__Problem description__:
Retype each entry below, keeping every character the same.

__Input__:
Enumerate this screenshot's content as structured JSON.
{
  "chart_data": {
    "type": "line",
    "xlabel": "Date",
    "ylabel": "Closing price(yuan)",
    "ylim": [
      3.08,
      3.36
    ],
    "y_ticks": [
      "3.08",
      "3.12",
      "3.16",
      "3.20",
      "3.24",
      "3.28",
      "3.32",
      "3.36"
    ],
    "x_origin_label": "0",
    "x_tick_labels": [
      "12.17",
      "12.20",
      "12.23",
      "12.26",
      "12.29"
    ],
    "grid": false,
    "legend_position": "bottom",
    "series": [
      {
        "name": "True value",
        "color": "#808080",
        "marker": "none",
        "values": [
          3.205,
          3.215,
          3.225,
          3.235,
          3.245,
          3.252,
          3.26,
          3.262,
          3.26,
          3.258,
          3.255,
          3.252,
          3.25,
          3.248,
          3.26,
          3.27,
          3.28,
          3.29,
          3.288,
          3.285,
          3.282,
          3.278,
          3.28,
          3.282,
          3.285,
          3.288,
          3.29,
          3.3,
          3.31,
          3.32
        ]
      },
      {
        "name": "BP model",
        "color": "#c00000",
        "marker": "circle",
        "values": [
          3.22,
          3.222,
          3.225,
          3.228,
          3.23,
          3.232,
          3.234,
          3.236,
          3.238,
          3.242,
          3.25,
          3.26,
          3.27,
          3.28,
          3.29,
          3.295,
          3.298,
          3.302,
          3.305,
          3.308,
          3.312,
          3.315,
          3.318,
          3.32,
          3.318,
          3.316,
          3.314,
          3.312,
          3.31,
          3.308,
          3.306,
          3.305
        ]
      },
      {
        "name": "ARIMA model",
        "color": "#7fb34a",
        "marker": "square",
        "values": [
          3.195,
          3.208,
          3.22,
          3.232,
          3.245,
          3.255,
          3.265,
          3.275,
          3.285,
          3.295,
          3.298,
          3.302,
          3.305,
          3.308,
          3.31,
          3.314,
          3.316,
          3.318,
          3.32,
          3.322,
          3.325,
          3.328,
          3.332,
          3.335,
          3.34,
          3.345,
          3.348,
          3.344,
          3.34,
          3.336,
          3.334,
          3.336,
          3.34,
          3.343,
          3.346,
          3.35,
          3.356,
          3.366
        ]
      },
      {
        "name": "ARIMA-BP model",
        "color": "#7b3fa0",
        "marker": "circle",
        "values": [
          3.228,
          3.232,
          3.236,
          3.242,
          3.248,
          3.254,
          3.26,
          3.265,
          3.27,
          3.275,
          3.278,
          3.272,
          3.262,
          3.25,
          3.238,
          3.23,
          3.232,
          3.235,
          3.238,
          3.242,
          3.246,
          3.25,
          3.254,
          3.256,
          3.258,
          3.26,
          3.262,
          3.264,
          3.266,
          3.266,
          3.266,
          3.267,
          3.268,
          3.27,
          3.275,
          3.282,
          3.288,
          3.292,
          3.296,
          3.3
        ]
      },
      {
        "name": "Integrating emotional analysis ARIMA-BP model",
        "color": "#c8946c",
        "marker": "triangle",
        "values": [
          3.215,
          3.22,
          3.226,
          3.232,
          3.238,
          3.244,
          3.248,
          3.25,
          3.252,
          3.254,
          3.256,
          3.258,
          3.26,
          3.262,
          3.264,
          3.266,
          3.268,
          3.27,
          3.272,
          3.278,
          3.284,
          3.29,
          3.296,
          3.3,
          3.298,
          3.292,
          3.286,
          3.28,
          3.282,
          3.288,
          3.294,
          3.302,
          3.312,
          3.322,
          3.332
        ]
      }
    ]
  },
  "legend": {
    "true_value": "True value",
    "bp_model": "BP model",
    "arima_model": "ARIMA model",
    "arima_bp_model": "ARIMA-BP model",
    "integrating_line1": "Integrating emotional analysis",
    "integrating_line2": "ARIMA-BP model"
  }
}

__Response to this exercise__:
Enumerate this screenshot's content as structured JSON.
{
  "chart_data": {
    "type": "line",
    "xlabel": "Date",
    "ylabel": "Closing price(yuan)",
    "ylim": [
      3.08,
      3.36
    ],
    "y_ticks": [
      "3.08",
      "3.12",
      "3.16",
      "3.20",
      "3.24",
      "3.28",
      "3.32",
      "3.36"
    ],
    "x_origin_label": "0",
    "x_tick_labels": [
      "12.17",
      "12.20",
      "12.23",
      "12.26",
      "12.29"
    ],
    "grid": false,
    "legend_position": "bottom",
    "series": [
      {
        "name": "True value",
        "color": "#808080",
        "marker": "none",
        "values": [
          3.205,
          3.215,
          3.225,
          3.235,
          3.245,
          3.252,
          3.26,
          3.262,
          3.26,
          3.258,
          3.255,
          3.252,
          3.25,
          3.248,
          3.26,
          3.27,
          3.28,
          3.29,
          3.288,
          3.285,
          3.282,
          3.278,
          3.28,
          3.282,
          3.285,
          3.288,
          3.29,
          3.3,
          3.31,
          3.32
        ]
      },
      {
        "name": "BP model",
        "color": "#c00000",
        "marker": "circle",
        "values": [
          3.22,
          3.222,
          3.225,
          3.228,
          3.23,
          3.232,
          3.234,
          3.236,
          3.238,
          3.242,
          3.25,
          3.26,
          3.27,
          3.28,
          3.29,
          3.295,
          3.298,
          3.302,
          3.305,
          3.308,
          3.312,
          3.315,
          3.318,
          3.32,
          3.318,
          3.316,
          3.314,
          3.312,
          3.31,
          3.308,
          3.306,
          3.305
        ]
      },
      {
        "name": "ARIMA model",
        "color": "#7fb34a",
        "marker": "square",
        "values": [
          3.195,
          3.208,
          3.22,
          3.232,
          3.245,
          3.255,
          3.265,
          3.275,
          3.285,
          3.295,
          3.298,
          3.302,
          3.305,
          3.308,
          3.31,
          3.314,
          3.316,
          3.318,
          3.32,
          3.322,
          3.325,
          3.328,
          3.332,
          3.335,
          3.34,
          3.345,
          3.348,
          3.344,
          3.34,
          3.336,
          3.334,
          3.336,
          3.34,
          3.343,
          3.346,
          3.35,
          3.356,
          3.366
        ]
      },
      {
        "name": "ARIMA-BP model",
        "color": "#7b3fa0",
        "marker": "circle",
        "values": [
          3.228,
          3.232,
          3.236,
          3.242,
          3.248,
          3.254,
          3.26,
          3.265,
          3.27,
          3.275,
          3.278,
          3.272,
          3.262,
          3.25,
          3.238,
          3.23,
          3.232,
          3.235,
          3.238,
          3.242,
          3.246,
          3.25,
          3.254,
          3.256,
          3.258,
          3.26,
          3.262,
          3.264,
          3.266,
          3.266,
          3.266,
          3.267,
          3.268,
          3.27,
          3.275,
          3.282,
          3.288,
          3.292,
          3.296,
          3.3
        ]
      },
      {
        "name": "Integrating emotional analysis ARIMA-BP model",
        "color": "#c8946c",
        "marker": "triangle",
        "values": [
          3.215,
          3.22,
          3.226,
          3.232,
          3.238,
          3.244,
          3.248,
          3.25,
          3.252,
          3.254,
          3.256,
          3.258,
          3.26,
          3.262,
          3.264,
          3.266,
          3.268,
          3.27,
          3.272,
          3.278,
          3.284,
          3.29,
          3.296,
          3.3,
          3.298,
          3.292,
          3.286,
          3.28,
          3.282,
          3.288,
          3.294,
          3.302,
          3.312,
          3.322,
          3.332
        ]
      }
    ]
  },
  "legend": {
    "true_value": "True value",
    "bp_model": "BP model",
    "arima_model": "ARIMA model",
    "arima_bp_model": "ARIMA-BP model",
    "integrating_line1": "Integrating emotional analysis",
    "integrating_line2": "ARIMA-BP model"
  }
}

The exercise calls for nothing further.